Exercise brief ::
Out of the entries that follow, copy each line containing "atmospheric".

(Page transcription records)

=== Begin Enclosure ===

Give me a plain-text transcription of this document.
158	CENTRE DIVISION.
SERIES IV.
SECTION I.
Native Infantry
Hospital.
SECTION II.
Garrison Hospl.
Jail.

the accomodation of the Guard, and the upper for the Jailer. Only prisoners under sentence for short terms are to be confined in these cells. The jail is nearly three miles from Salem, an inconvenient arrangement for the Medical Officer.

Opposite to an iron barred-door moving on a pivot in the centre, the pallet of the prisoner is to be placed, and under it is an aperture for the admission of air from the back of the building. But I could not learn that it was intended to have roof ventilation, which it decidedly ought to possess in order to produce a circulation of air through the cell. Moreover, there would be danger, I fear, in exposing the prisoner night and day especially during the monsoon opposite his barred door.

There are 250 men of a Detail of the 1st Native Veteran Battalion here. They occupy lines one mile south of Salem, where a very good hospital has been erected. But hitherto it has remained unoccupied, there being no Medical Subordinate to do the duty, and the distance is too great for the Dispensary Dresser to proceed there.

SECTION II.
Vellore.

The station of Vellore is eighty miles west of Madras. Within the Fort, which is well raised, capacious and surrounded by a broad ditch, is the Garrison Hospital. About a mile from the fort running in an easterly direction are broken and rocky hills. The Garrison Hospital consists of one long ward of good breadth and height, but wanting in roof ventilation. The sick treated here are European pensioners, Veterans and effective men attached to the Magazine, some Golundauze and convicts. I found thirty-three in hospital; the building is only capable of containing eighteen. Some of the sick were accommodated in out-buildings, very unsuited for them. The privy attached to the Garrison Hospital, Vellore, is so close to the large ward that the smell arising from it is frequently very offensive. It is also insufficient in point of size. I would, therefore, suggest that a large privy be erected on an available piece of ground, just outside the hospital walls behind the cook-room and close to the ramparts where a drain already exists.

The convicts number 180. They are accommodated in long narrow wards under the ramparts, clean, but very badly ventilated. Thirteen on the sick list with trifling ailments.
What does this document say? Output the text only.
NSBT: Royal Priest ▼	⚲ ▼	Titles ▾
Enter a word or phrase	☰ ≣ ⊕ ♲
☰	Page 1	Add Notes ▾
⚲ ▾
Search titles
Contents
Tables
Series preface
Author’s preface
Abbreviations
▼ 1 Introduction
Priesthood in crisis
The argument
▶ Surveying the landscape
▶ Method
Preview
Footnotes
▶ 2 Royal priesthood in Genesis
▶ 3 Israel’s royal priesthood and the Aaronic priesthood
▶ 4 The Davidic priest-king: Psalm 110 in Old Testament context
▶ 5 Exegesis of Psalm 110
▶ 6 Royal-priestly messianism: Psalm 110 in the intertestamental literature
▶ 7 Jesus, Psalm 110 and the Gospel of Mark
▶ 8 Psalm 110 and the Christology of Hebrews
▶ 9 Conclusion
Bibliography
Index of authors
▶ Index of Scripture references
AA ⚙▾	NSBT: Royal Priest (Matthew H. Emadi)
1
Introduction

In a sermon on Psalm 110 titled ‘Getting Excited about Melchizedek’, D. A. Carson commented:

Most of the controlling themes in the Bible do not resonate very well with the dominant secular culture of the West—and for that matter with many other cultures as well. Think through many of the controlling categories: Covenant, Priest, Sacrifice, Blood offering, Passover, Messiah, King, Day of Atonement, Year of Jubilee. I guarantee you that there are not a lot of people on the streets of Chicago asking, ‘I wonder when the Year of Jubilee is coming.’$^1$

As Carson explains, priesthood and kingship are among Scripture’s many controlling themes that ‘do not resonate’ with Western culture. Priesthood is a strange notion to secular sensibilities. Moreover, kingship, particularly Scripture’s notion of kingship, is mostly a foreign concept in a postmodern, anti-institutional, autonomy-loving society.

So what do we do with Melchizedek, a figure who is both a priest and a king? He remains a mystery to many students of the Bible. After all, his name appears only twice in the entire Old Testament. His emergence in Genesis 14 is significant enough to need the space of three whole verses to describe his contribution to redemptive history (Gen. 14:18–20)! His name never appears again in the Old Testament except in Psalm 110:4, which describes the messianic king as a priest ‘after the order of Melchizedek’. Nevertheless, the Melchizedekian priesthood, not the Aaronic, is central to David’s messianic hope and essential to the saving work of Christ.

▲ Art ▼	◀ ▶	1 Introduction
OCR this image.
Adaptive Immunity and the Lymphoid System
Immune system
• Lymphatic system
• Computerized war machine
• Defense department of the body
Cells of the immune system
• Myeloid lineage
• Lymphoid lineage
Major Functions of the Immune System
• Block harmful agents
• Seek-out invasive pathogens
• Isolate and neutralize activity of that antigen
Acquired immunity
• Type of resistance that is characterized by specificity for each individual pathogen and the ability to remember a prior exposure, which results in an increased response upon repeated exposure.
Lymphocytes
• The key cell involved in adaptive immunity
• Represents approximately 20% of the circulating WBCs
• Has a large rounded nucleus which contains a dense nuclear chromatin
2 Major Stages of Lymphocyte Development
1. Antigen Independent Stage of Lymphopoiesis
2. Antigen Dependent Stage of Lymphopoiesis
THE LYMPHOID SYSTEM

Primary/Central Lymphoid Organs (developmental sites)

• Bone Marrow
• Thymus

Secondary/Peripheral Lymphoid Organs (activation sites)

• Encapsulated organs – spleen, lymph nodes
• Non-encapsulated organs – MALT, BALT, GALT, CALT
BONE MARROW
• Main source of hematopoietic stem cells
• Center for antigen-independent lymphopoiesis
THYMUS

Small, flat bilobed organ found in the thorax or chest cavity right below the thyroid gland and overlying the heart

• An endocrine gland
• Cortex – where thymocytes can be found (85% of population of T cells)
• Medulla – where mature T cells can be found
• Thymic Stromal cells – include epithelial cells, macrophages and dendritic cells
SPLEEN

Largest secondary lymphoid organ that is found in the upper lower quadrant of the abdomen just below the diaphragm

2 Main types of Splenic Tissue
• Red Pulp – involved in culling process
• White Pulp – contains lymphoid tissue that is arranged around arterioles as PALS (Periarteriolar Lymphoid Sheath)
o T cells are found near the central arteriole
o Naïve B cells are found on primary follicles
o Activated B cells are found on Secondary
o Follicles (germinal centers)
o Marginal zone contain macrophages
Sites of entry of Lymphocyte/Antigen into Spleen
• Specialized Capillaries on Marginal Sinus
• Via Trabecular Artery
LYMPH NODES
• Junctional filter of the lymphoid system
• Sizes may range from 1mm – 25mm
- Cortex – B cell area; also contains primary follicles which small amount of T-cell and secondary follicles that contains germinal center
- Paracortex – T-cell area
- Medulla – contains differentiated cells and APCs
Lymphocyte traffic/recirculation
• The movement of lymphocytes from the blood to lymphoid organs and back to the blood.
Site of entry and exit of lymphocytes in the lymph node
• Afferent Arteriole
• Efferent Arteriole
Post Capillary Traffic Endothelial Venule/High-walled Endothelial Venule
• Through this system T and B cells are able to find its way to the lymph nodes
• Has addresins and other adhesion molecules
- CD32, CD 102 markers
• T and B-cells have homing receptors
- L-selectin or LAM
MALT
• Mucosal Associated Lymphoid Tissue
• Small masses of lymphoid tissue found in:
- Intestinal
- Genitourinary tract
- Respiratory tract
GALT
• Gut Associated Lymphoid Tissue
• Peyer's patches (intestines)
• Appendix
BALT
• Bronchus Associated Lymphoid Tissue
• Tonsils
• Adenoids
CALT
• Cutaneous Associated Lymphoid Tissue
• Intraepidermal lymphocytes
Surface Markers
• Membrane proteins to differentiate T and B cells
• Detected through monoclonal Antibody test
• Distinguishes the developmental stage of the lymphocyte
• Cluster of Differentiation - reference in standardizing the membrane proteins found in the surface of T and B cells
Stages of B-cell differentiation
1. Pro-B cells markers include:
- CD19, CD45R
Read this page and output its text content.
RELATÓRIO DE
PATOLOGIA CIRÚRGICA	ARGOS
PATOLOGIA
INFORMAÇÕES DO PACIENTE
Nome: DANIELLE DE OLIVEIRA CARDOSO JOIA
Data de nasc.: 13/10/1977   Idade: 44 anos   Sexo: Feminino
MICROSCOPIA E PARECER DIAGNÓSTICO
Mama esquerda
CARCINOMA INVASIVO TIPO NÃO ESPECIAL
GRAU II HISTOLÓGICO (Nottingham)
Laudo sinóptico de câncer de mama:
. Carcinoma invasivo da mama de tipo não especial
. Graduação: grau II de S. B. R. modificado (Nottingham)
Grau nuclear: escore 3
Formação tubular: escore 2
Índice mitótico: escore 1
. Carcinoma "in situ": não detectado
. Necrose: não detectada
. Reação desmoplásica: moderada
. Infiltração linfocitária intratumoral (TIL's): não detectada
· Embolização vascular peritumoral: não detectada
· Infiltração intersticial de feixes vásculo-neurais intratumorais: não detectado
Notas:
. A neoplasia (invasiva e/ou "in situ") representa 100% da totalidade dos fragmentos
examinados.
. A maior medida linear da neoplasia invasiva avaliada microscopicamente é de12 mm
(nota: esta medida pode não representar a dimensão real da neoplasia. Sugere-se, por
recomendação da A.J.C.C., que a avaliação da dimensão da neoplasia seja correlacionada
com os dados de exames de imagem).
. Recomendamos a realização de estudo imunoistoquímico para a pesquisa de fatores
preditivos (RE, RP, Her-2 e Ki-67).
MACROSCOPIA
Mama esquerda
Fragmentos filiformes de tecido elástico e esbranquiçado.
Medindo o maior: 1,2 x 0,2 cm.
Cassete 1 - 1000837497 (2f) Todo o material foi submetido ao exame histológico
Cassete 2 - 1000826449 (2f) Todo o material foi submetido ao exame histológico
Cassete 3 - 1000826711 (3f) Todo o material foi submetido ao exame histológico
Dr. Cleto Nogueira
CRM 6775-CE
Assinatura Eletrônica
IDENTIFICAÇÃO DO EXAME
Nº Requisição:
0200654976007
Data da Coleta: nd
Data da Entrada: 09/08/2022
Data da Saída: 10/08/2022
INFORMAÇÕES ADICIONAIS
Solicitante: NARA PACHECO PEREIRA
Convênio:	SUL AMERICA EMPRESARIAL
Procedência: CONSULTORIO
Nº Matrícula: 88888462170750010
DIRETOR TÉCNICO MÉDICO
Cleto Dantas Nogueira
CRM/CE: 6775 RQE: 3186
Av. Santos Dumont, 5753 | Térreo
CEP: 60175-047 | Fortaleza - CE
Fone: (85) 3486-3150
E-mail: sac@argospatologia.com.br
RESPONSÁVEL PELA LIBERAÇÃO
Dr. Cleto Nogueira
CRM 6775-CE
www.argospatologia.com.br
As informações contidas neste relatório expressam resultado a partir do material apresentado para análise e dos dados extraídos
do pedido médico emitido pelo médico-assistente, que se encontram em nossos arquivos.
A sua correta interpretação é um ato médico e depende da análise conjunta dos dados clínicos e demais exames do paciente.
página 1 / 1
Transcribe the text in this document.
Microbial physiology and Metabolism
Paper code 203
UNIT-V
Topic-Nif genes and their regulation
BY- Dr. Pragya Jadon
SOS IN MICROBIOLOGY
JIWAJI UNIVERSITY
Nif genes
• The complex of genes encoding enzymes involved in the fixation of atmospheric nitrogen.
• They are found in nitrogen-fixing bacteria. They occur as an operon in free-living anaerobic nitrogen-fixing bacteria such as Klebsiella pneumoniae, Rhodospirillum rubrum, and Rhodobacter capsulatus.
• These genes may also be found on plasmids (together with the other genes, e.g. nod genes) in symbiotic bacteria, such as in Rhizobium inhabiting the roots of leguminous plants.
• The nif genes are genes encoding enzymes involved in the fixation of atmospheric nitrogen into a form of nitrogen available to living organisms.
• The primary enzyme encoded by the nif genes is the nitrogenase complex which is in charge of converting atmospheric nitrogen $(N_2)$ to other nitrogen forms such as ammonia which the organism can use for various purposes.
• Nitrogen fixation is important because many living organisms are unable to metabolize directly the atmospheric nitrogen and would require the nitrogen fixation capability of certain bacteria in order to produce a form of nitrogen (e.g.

=== End Enclosure ===

Answer below ::
• The complex of genes encoding enzymes involved in the fixation of atmospheric nitrogen.
• The nif genes are genes encoding enzymes involved in the fixation of atmospheric nitrogen into a form of nitrogen available to living organisms.
• The primary enzyme encoded by the nif genes is the nitrogenase complex which is in charge of converting atmospheric nitrogen $(N_2)$ to other nitrogen forms such as ammonia which the organism can use for various purposes.
• Nitrogen fixation is important because many living organisms are unable to metabolize directly the atmospheric nitrogen and would require the nitrogen fixation capability of certain bacteria in order to produce a form of nitrogen (e.g.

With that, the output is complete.